=== WHAT NEEDS TO BE DONE ===
Scan the entries below and extract each line with the word "value" in it.

>>>

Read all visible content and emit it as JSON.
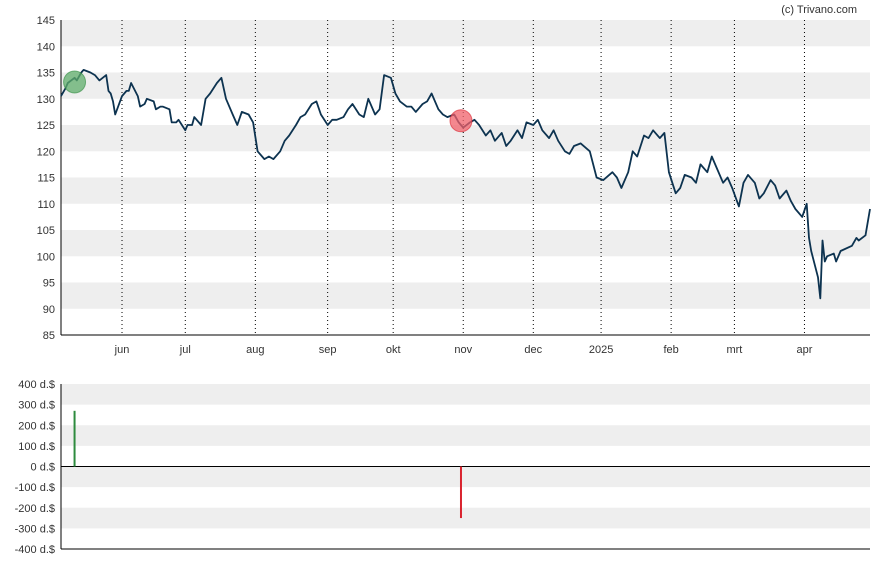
{
  "credit": "(c) Trivano.com",
  "colors": {
    "line": "#0d3350",
    "band": "#eeeeee",
    "buy": "#2e8b3e",
    "sell": "#d9232e",
    "buy_marker": "#5fae6b",
    "sell_marker": "#f0606a",
    "grid": "#000000"
  },
  "chart_data": [
    {
      "type": "line",
      "title": "",
      "ylim": [
        85,
        145
      ],
      "y_ticks": [
        "145",
        "140",
        "135",
        "130",
        "125",
        "120",
        "115",
        "110",
        "105",
        "100",
        "95",
        "90",
        "85"
      ],
      "x_range": [
        "2024-05-07",
        "2025-04-30"
      ],
      "x_ticks": [
        {
          "label": "jun",
          "date": "2024-06-03"
        },
        {
          "label": "jul",
          "date": "2024-07-01"
        },
        {
          "label": "aug",
          "date": "2024-08-01"
        },
        {
          "label": "sep",
          "date": "2024-09-02"
        },
        {
          "label": "okt",
          "date": "2024-10-01"
        },
        {
          "label": "nov",
          "date": "2024-11-01"
        },
        {
          "label": "dec",
          "date": "2024-12-02"
        },
        {
          "label": "2025",
          "date": "2025-01-01"
        },
        {
          "label": "feb",
          "date": "2025-02-01"
        },
        {
          "label": "mrt",
          "date": "2025-03-01"
        },
        {
          "label": "apr",
          "date": "2025-04-01"
        }
      ],
      "series": [
        {
          "points": [
            [
              "2024-05-07",
              130.5
            ],
            [
              "2024-05-09",
              132
            ],
            [
              "2024-05-10",
              133
            ],
            [
              "2024-05-13",
              134
            ],
            [
              "2024-05-14",
              133.5
            ],
            [
              "2024-05-16",
              135
            ],
            [
              "2024-05-17",
              135.5
            ],
            [
              "2024-05-20",
              135
            ],
            [
              "2024-05-22",
              134.5
            ],
            [
              "2024-05-23",
              134
            ],
            [
              "2024-05-24",
              133.5
            ],
            [
              "2024-05-27",
              134.5
            ],
            [
              "2024-05-28",
              131.5
            ],
            [
              "2024-05-29",
              131
            ],
            [
              "2024-05-30",
              129.5
            ],
            [
              "2024-05-31",
              127
            ],
            [
              "2024-06-03",
              130.5
            ],
            [
              "2024-06-05",
              131.5
            ],
            [
              "2024-06-06",
              131.5
            ],
            [
              "2024-06-07",
              133
            ],
            [
              "2024-06-10",
              130.5
            ],
            [
              "2024-06-11",
              128.5
            ],
            [
              "2024-06-13",
              129
            ],
            [
              "2024-06-14",
              130
            ],
            [
              "2024-06-17",
              129.5
            ],
            [
              "2024-06-18",
              128
            ],
            [
              "2024-06-20",
              128.5
            ],
            [
              "2024-06-21",
              128.5
            ],
            [
              "2024-06-24",
              128
            ],
            [
              "2024-06-25",
              125.5
            ],
            [
              "2024-06-27",
              125.5
            ],
            [
              "2024-06-28",
              126
            ],
            [
              "2024-07-01",
              124
            ],
            [
              "2024-07-02",
              125
            ],
            [
              "2024-07-04",
              125
            ],
            [
              "2024-07-05",
              126.5
            ],
            [
              "2024-07-08",
              125
            ],
            [
              "2024-07-10",
              130
            ],
            [
              "2024-07-12",
              131
            ],
            [
              "2024-07-15",
              133
            ],
            [
              "2024-07-17",
              134
            ],
            [
              "2024-07-19",
              130
            ],
            [
              "2024-07-22",
              127
            ],
            [
              "2024-07-24",
              125
            ],
            [
              "2024-07-26",
              127.5
            ],
            [
              "2024-07-29",
              127
            ],
            [
              "2024-07-31",
              125.5
            ],
            [
              "2024-08-02",
              120
            ],
            [
              "2024-08-05",
              118.5
            ],
            [
              "2024-08-07",
              119
            ],
            [
              "2024-08-09",
              118.5
            ],
            [
              "2024-08-12",
              120
            ],
            [
              "2024-08-14",
              122
            ],
            [
              "2024-08-16",
              123
            ],
            [
              "2024-08-19",
              125
            ],
            [
              "2024-08-21",
              126.5
            ],
            [
              "2024-08-23",
              127
            ],
            [
              "2024-08-26",
              129
            ],
            [
              "2024-08-28",
              129.5
            ],
            [
              "2024-08-30",
              127
            ],
            [
              "2024-09-02",
              125
            ],
            [
              "2024-09-04",
              126
            ],
            [
              "2024-09-06",
              126
            ],
            [
              "2024-09-09",
              126.5
            ],
            [
              "2024-09-11",
              128
            ],
            [
              "2024-09-13",
              129
            ],
            [
              "2024-09-16",
              127
            ],
            [
              "2024-09-18",
              126.5
            ],
            [
              "2024-09-20",
              130
            ],
            [
              "2024-09-23",
              127
            ],
            [
              "2024-09-25",
              128
            ],
            [
              "2024-09-27",
              134.5
            ],
            [
              "2024-09-30",
              134
            ],
            [
              "2024-10-02",
              131
            ],
            [
              "2024-10-04",
              129.5
            ],
            [
              "2024-10-07",
              128.5
            ],
            [
              "2024-10-09",
              128.5
            ],
            [
              "2024-10-11",
              127.5
            ],
            [
              "2024-10-14",
              129
            ],
            [
              "2024-10-16",
              129.5
            ],
            [
              "2024-10-18",
              131
            ],
            [
              "2024-10-21",
              128
            ],
            [
              "2024-10-23",
              127
            ],
            [
              "2024-10-25",
              126.5
            ],
            [
              "2024-10-28",
              127
            ],
            [
              "2024-10-30",
              125.5
            ],
            [
              "2024-11-01",
              124.5
            ],
            [
              "2024-11-04",
              125.5
            ],
            [
              "2024-11-06",
              126
            ],
            [
              "2024-11-08",
              125
            ],
            [
              "2024-11-11",
              123
            ],
            [
              "2024-11-13",
              124
            ],
            [
              "2024-11-15",
              122
            ],
            [
              "2024-11-18",
              123.5
            ],
            [
              "2024-11-20",
              121
            ],
            [
              "2024-11-22",
              122
            ],
            [
              "2024-11-25",
              124
            ],
            [
              "2024-11-27",
              122.5
            ],
            [
              "2024-11-29",
              125.5
            ],
            [
              "2024-12-02",
              125
            ],
            [
              "2024-12-04",
              126
            ],
            [
              "2024-12-06",
              124
            ],
            [
              "2024-12-09",
              122.5
            ],
            [
              "2024-12-11",
              124
            ],
            [
              "2024-12-13",
              122
            ],
            [
              "2024-12-16",
              120
            ],
            [
              "2024-12-18",
              119.5
            ],
            [
              "2024-12-20",
              121
            ],
            [
              "2024-12-23",
              121.5
            ],
            [
              "2024-12-27",
              120
            ],
            [
              "2024-12-30",
              115
            ],
            [
              "2025-01-02",
              114.5
            ],
            [
              "2025-01-06",
              116
            ],
            [
              "2025-01-08",
              115
            ],
            [
              "2025-01-10",
              113
            ],
            [
              "2025-01-13",
              116
            ],
            [
              "2025-01-15",
              120
            ],
            [
              "2025-01-17",
              119
            ],
            [
              "2025-01-20",
              123
            ],
            [
              "2025-01-22",
              122.5
            ],
            [
              "2025-01-24",
              124
            ],
            [
              "2025-01-27",
              122.5
            ],
            [
              "2025-01-29",
              123.5
            ],
            [
              "2025-01-31",
              116
            ],
            [
              "2025-02-03",
              112
            ],
            [
              "2025-02-05",
              113
            ],
            [
              "2025-02-07",
              115.5
            ],
            [
              "2025-02-10",
              115
            ],
            [
              "2025-02-12",
              114
            ],
            [
              "2025-02-14",
              117.5
            ],
            [
              "2025-02-17",
              116
            ],
            [
              "2025-02-19",
              119
            ],
            [
              "2025-02-21",
              117
            ],
            [
              "2025-02-24",
              114
            ],
            [
              "2025-02-26",
              115
            ],
            [
              "2025-02-28",
              113
            ],
            [
              "2025-03-03",
              109.5
            ],
            [
              "2025-03-05",
              114
            ],
            [
              "2025-03-07",
              115.5
            ],
            [
              "2025-03-10",
              114
            ],
            [
              "2025-03-12",
              111
            ],
            [
              "2025-03-14",
              112
            ],
            [
              "2025-03-17",
              114.5
            ],
            [
              "2025-03-19",
              113.5
            ],
            [
              "2025-03-21",
              111
            ],
            [
              "2025-03-24",
              112.5
            ],
            [
              "2025-03-26",
              110.5
            ],
            [
              "2025-03-28",
              109
            ],
            [
              "2025-03-31",
              107.5
            ],
            [
              "2025-04-02",
              110
            ],
            [
              "2025-04-03",
              103.5
            ],
            [
              "2025-04-04",
              101
            ],
            [
              "2025-04-07",
              96
            ],
            [
              "2025-04-08",
              92
            ],
            [
              "2025-04-09",
              103
            ],
            [
              "2025-04-10",
              99
            ],
            [
              "2025-04-11",
              100
            ],
            [
              "2025-04-14",
              100.5
            ],
            [
              "2025-04-15",
              99
            ],
            [
              "2025-04-17",
              101
            ],
            [
              "2025-04-22",
              102
            ],
            [
              "2025-04-24",
              103.5
            ],
            [
              "2025-04-25",
              103
            ],
            [
              "2025-04-28",
              104
            ],
            [
              "2025-04-30",
              109
            ]
          ]
        }
      ],
      "markers": [
        {
          "type": "buy",
          "date": "2024-05-13",
          "value": 133.2
        },
        {
          "type": "sell",
          "date": "2024-10-31",
          "value": 125.8
        }
      ]
    },
    {
      "type": "bar",
      "ylim": [
        -400,
        400
      ],
      "y_ticks": [
        "400 d.$",
        "300 d.$",
        "200 d.$",
        "100 d.$",
        "0 d.$",
        "-100 d.$",
        "-200 d.$",
        "-300 d.$",
        "-400 d.$"
      ],
      "bars": [
        {
          "date": "2024-05-13",
          "value": 270,
          "type": "buy"
        },
        {
          "date": "2024-10-31",
          "value": -250,
          "type": "sell"
        }
      ]
    }
  ]
}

<<<

=== SOLUTION TO THE EXERCISE ===
          "value": 133.2
          "value": 125.8
          "value": 270,
          "value": -250,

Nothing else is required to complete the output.